(Task prompt) Every line of the listing must be reproduced as it stands. Leave the images behind.

(Material to process)
==========
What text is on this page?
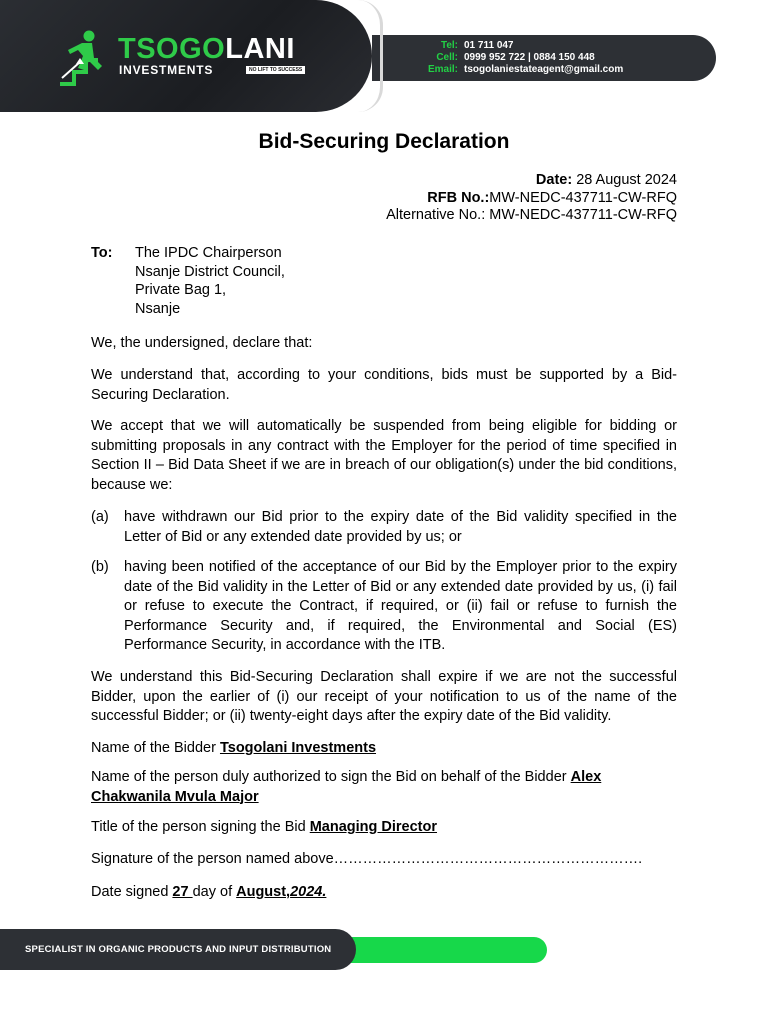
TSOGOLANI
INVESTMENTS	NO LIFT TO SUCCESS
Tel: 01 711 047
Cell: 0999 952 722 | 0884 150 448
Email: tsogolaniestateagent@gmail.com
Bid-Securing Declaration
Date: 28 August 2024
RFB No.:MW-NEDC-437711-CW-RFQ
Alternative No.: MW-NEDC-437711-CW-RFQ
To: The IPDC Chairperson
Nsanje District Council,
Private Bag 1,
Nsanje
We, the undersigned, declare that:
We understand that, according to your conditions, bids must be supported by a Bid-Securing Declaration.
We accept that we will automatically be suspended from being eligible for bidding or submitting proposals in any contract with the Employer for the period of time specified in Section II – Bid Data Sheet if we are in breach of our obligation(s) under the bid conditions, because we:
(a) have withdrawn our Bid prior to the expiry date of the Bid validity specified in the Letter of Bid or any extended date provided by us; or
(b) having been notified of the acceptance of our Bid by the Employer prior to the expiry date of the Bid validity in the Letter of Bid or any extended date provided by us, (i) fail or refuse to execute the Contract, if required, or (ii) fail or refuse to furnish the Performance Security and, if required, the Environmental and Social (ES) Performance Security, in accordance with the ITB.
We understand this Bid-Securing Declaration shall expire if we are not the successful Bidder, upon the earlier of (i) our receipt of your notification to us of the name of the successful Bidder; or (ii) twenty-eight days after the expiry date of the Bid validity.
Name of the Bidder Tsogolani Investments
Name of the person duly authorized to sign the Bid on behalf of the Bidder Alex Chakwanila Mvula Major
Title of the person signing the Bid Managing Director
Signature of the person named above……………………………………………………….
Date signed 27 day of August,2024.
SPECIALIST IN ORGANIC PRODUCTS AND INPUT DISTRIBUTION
==========
(Full response)
What text is on this page?
TSOGOLANI
INVESTMENTS	NO LIFT TO SUCCESS
Tel: 01 711 047
Cell: 0999 952 722 | 0884 150 448
Email: tsogolaniestateagent@gmail.com
Bid-Securing Declaration
Date: 28 August 2024
RFB No.:MW-NEDC-437711-CW-RFQ
Alternative No.: MW-NEDC-437711-CW-RFQ
To: The IPDC Chairperson
Nsanje District Council,
Private Bag 1,
Nsanje
We, the undersigned, declare that:
We understand that, according to your conditions, bids must be supported by a Bid-Securing Declaration.
We accept that we will automatically be suspended from being eligible for bidding or submitting proposals in any contract with the Employer for the period of time specified in Section II – Bid Data Sheet if we are in breach of our obligation(s) under the bid conditions, because we:
(a) have withdrawn our Bid prior to the expiry date of the Bid validity specified in the Letter of Bid or any extended date provided by us; or
(b) having been notified of the acceptance of our Bid by the Employer prior to the expiry date of the Bid validity in the Letter of Bid or any extended date provided by us, (i) fail or refuse to execute the Contract, if required, or (ii) fail or refuse to furnish the Performance Security and, if required, the Environmental and Social (ES) Performance Security, in accordance with the ITB.
We understand this Bid-Securing Declaration shall expire if we are not the successful Bidder, upon the earlier of (i) our receipt of your notification to us of the name of the successful Bidder; or (ii) twenty-eight days after the expiry date of the Bid validity.
Name of the Bidder Tsogolani Investments
Name of the person duly authorized to sign the Bid on behalf of the Bidder Alex Chakwanila Mvula Major
Title of the person signing the Bid Managing Director
Signature of the person named above……………………………………………………….
Date signed 27 day of August,2024.
SPECIALIST IN ORGANIC PRODUCTS AND INPUT DISTRIBUTION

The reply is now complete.